[Layout region records]
○ ○ ○

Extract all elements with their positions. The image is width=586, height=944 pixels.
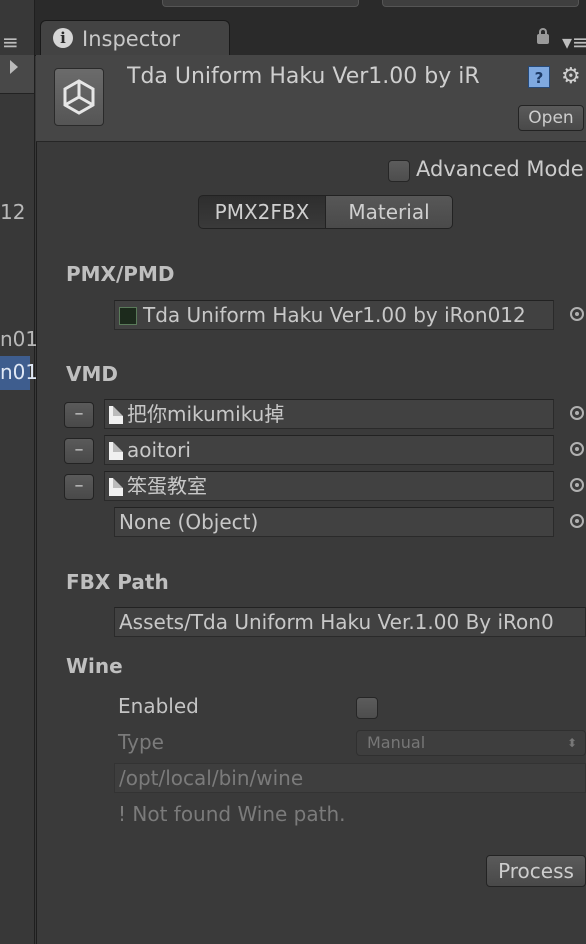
object-title: Tda Uniform Haku Ver1.00 by iR [127, 64, 480, 89]
document-icon [109, 478, 123, 496]
wine-enabled-checkbox[interactable] [356, 697, 378, 719]
advanced-mode-checkbox[interactable] [388, 160, 410, 182]
document-icon [109, 442, 123, 460]
gear-icon[interactable]: ⚙ [561, 64, 581, 89]
info-icon: i [53, 28, 73, 48]
remove-vmd-button[interactable]: – [64, 438, 94, 464]
object-picker-icon[interactable] [570, 442, 584, 456]
lock-shackle [539, 28, 547, 36]
vmd-empty-field[interactable]: None (Object) [114, 507, 554, 537]
model-icon [119, 307, 137, 325]
remove-vmd-button[interactable]: – [64, 402, 94, 428]
vmd-section-label: VMD [66, 362, 118, 386]
dropdown-arrows-icon: ⬍ [566, 736, 577, 750]
vmd-object-field[interactable]: aoitori [104, 435, 554, 465]
left-menu-icon[interactable]: ≡ [2, 30, 19, 54]
wine-type-value: Manual [367, 733, 426, 752]
tab-material[interactable]: Material [325, 195, 453, 229]
vmd-item: aoitori [127, 438, 191, 462]
object-picker-icon[interactable] [570, 406, 584, 420]
fbx-path-field[interactable]: Assets/Tda Uniform Haku Ver.1.00 By iRon… [114, 607, 586, 637]
fbx-section-label: FBX Path [66, 570, 169, 594]
object-picker-icon[interactable] [570, 478, 584, 492]
wine-enabled-label: Enabled [118, 694, 199, 718]
pmx-value: Tda Uniform Haku Ver1.00 by iRon012 [143, 303, 526, 327]
tab-pmx2fbx[interactable]: PMX2FBX [198, 195, 326, 229]
vmd-object-field[interactable]: 笨蛋教室 [104, 471, 554, 501]
left-list-text[interactable]: n01 [0, 327, 38, 351]
toolbar-button[interactable] [162, 0, 359, 7]
object-picker-icon[interactable] [570, 514, 584, 528]
toolbar-button[interactable] [382, 0, 579, 7]
wine-type-dropdown[interactable]: Manual ⬍ [356, 730, 586, 756]
pmx-section-label: PMX/PMD [66, 262, 175, 286]
wine-path-field[interactable]: /opt/local/bin/wine [114, 763, 586, 793]
help-icon[interactable]: ? [528, 66, 550, 88]
vmd-object-field[interactable]: 把你mikumiku掉 [104, 399, 554, 429]
object-picker-icon[interactable] [570, 307, 584, 321]
pmx-object-field[interactable]: Tda Uniform Haku Ver1.00 by iRon012 [114, 300, 554, 330]
open-button[interactable]: Open [518, 105, 584, 131]
document-icon [109, 406, 123, 424]
unity-logo-icon [54, 68, 104, 126]
left-list-text[interactable]: n01 [0, 360, 38, 384]
vmd-item: 笨蛋教室 [127, 474, 207, 498]
tab-menu-icon[interactable]: ▾≡ [562, 30, 586, 54]
expand-arrow-icon[interactable] [10, 60, 18, 74]
wine-section-label: Wine [66, 654, 123, 678]
remove-vmd-button[interactable]: – [64, 474, 94, 500]
process-button[interactable]: Process [486, 855, 586, 887]
left-list-text[interactable]: 12 [0, 200, 25, 224]
advanced-mode-label: Advanced Mode [416, 157, 584, 181]
wine-warning-text: ! Not found Wine path. [118, 802, 346, 826]
wine-type-label: Type [118, 730, 164, 754]
vmd-item: 把你mikumiku掉 [127, 402, 285, 426]
tab-inspector-label: Inspector [82, 27, 180, 51]
left-panel [0, 0, 35, 944]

○ ○ ○

GIVEN PROBLEM: Please edit the records by changing "object-picker-icon" to "asset-picker-icon" everywhere and keeping all other text unchanged, and omit the pictures from your answer.

ANSWER IN FULL:
Extract all elements with their positions. The image is width=586, height=944 pixels.
object-title: Tda Uniform Haku Ver1.00 by iR [127, 64, 480, 89]
document-icon [109, 478, 123, 496]
wine-enabled-checkbox[interactable] [356, 697, 378, 719]
advanced-mode-checkbox[interactable] [388, 160, 410, 182]
document-icon [109, 442, 123, 460]
gear-icon[interactable]: ⚙ [561, 64, 581, 89]
info-icon: i [53, 28, 73, 48]
remove-vmd-button[interactable]: – [64, 438, 94, 464]
asset-picker-icon[interactable] [570, 442, 584, 456]
lock-shackle [539, 28, 547, 36]
vmd-empty-field[interactable]: None (Object) [114, 507, 554, 537]
model-icon [119, 307, 137, 325]
remove-vmd-button[interactable]: – [64, 402, 94, 428]
vmd-section-label: VMD [66, 362, 118, 386]
dropdown-arrows-icon: ⬍ [566, 736, 577, 750]
vmd-object-field[interactable]: aoitori [104, 435, 554, 465]
left-menu-icon[interactable]: ≡ [2, 30, 19, 54]
wine-type-value: Manual [367, 733, 426, 752]
tab-material[interactable]: Material [325, 195, 453, 229]
vmd-item: aoitori [127, 438, 191, 462]
asset-picker-icon[interactable] [570, 406, 584, 420]
fbx-path-field[interactable]: Assets/Tda Uniform Haku Ver.1.00 By iRon… [114, 607, 586, 637]
fbx-section-label: FBX Path [66, 570, 169, 594]
asset-picker-icon[interactable] [570, 478, 584, 492]
wine-enabled-label: Enabled [118, 694, 199, 718]
pmx-value: Tda Uniform Haku Ver1.00 by iRon012 [143, 303, 526, 327]
tab-pmx2fbx[interactable]: PMX2FBX [198, 195, 326, 229]
vmd-object-field[interactable]: 笨蛋教室 [104, 471, 554, 501]
left-list-text[interactable]: n01 [0, 327, 38, 351]
toolbar-button[interactable] [162, 0, 359, 7]
asset-picker-icon[interactable] [570, 514, 584, 528]
toolbar-button[interactable] [382, 0, 579, 7]
wine-type-dropdown[interactable]: Manual ⬍ [356, 730, 586, 756]
pmx-section-label: PMX/PMD [66, 262, 175, 286]
wine-path-field[interactable]: /opt/local/bin/wine [114, 763, 586, 793]
help-icon[interactable]: ? [528, 66, 550, 88]
vmd-object-field[interactable]: 把你mikumiku掉 [104, 399, 554, 429]
asset-picker-icon[interactable] [570, 307, 584, 321]
pmx-object-field[interactable]: Tda Uniform Haku Ver1.00 by iRon012 [114, 300, 554, 330]
open-button[interactable]: Open [518, 105, 584, 131]
document-icon [109, 406, 123, 424]
unity-logo-icon [54, 68, 104, 126]
left-list-text[interactable]: n01 [0, 360, 38, 384]
vmd-item: 笨蛋教室 [127, 474, 207, 498]
tab-menu-icon[interactable]: ▾≡ [562, 30, 586, 54]
expand-arrow-icon[interactable] [10, 60, 18, 74]
wine-section-label: Wine [66, 654, 123, 678]
remove-vmd-button[interactable]: – [64, 474, 94, 500]
process-button[interactable]: Process [486, 855, 586, 887]
left-list-text[interactable]: 12 [0, 200, 25, 224]
advanced-mode-label: Advanced Mode [416, 157, 584, 181]
wine-warning-text: ! Not found Wine path. [118, 802, 346, 826]
wine-type-label: Type [118, 730, 164, 754]
vmd-item: 把你mikumiku掉 [127, 402, 285, 426]
tab-inspector-label: Inspector [82, 27, 180, 51]
left-panel [0, 0, 35, 944]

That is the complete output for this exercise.